(Dataset items)

==================================================

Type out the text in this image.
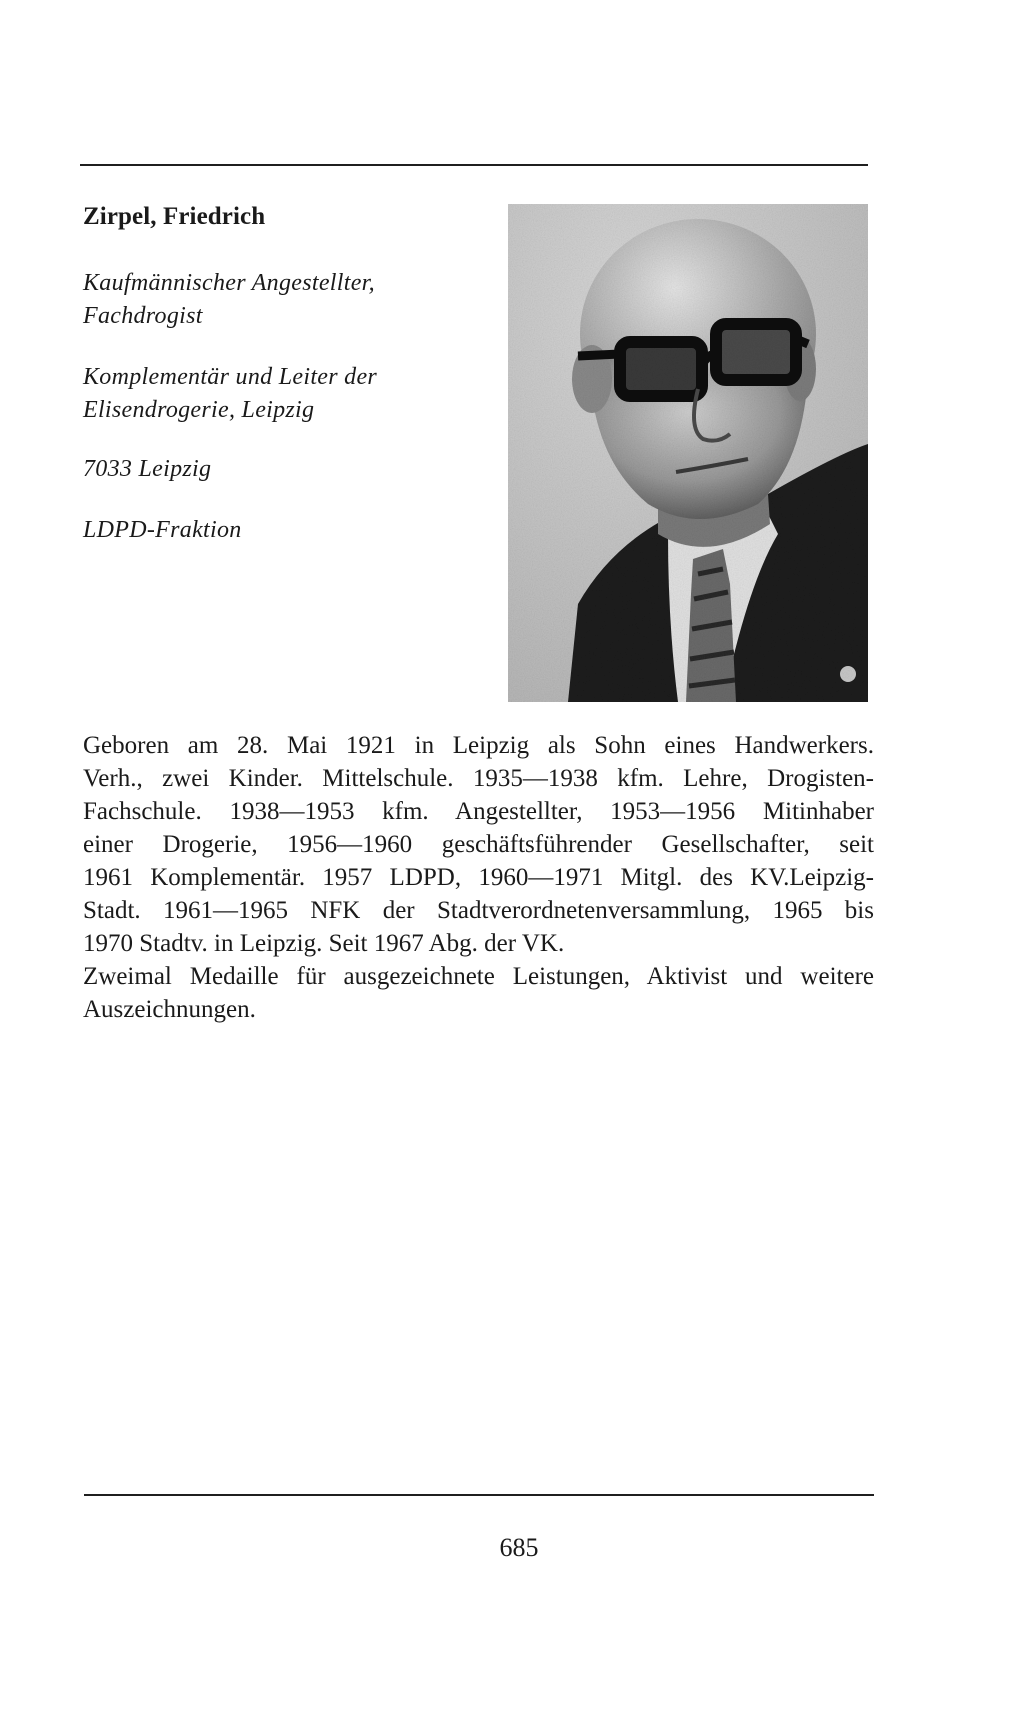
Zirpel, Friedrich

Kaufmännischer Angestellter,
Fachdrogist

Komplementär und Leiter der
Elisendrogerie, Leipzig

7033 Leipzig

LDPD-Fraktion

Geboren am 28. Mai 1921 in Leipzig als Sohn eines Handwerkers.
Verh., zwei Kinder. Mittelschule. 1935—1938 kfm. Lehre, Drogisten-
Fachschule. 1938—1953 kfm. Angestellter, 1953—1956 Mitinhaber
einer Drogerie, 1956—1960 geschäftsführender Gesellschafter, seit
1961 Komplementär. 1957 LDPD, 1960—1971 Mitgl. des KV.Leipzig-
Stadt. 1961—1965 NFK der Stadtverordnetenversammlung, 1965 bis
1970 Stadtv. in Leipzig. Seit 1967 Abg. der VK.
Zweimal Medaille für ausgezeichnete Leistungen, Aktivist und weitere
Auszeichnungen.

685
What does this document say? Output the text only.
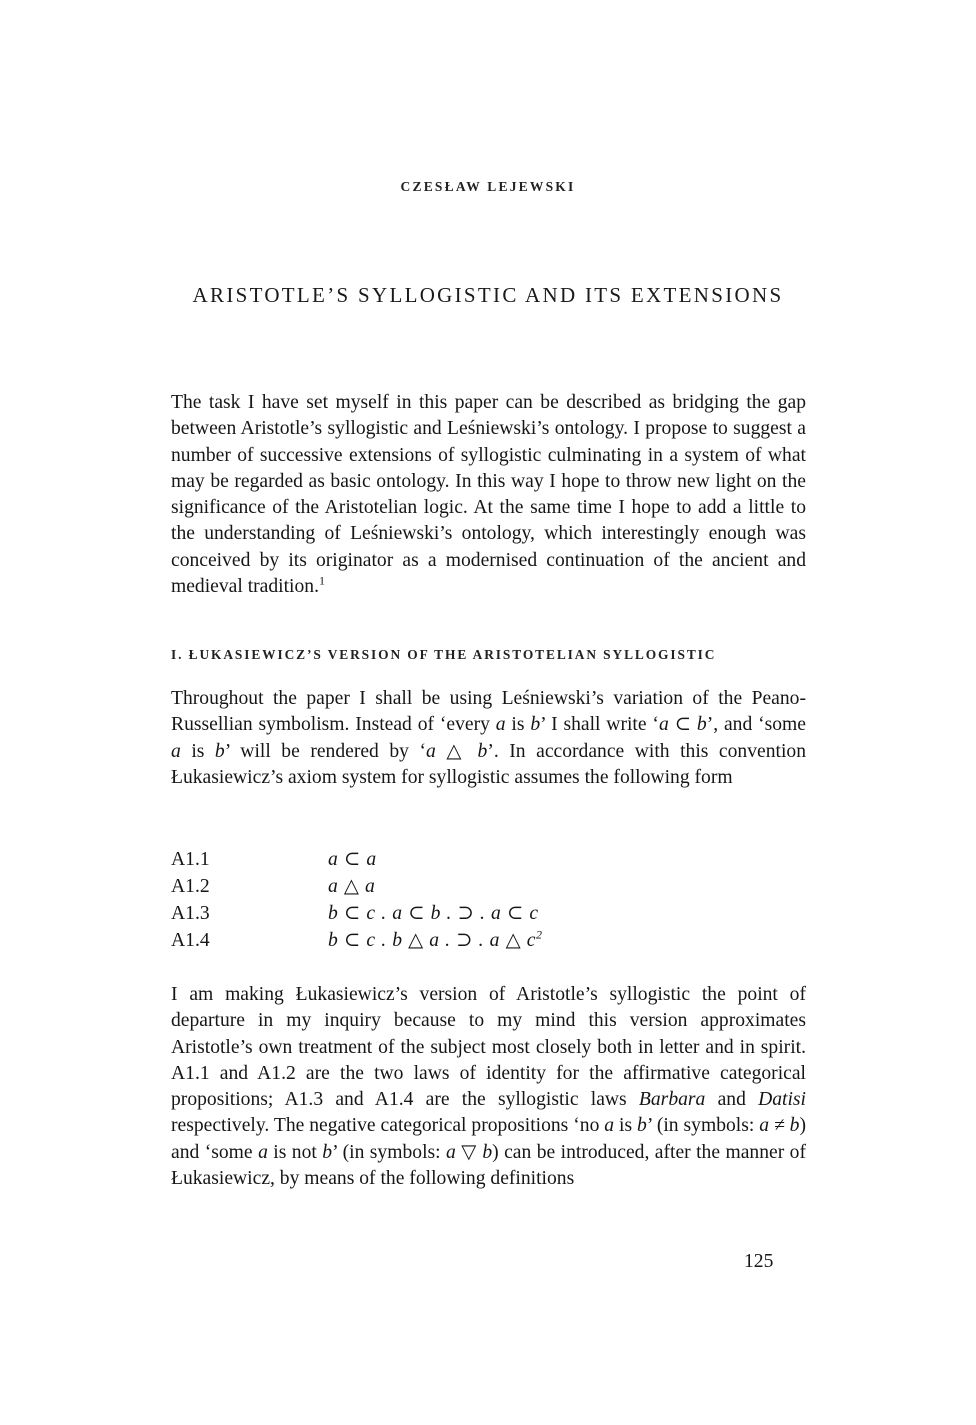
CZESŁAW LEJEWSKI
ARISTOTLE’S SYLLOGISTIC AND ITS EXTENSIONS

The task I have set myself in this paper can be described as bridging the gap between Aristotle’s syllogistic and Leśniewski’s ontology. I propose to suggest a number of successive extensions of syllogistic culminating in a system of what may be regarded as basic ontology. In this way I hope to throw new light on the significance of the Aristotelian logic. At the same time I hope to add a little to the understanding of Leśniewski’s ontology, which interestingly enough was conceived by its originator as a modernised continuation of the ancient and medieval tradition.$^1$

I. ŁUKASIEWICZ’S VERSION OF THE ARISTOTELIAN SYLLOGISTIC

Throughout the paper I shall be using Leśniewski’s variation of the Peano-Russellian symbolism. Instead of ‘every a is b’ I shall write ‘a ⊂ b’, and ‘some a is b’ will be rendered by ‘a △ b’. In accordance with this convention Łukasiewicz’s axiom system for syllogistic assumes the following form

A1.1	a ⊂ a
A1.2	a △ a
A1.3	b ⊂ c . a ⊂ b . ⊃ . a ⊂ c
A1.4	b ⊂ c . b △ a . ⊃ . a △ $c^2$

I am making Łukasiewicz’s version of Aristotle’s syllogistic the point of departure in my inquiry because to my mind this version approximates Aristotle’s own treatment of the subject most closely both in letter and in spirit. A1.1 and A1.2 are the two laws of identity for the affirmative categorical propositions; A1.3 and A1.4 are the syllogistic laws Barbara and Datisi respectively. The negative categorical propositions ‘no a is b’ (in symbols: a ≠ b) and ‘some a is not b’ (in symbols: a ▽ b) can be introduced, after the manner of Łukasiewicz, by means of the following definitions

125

==================================================

◆ Task description: How many of these lines contain "Komplementär"? Write only the number.

◆ Worked solution: 2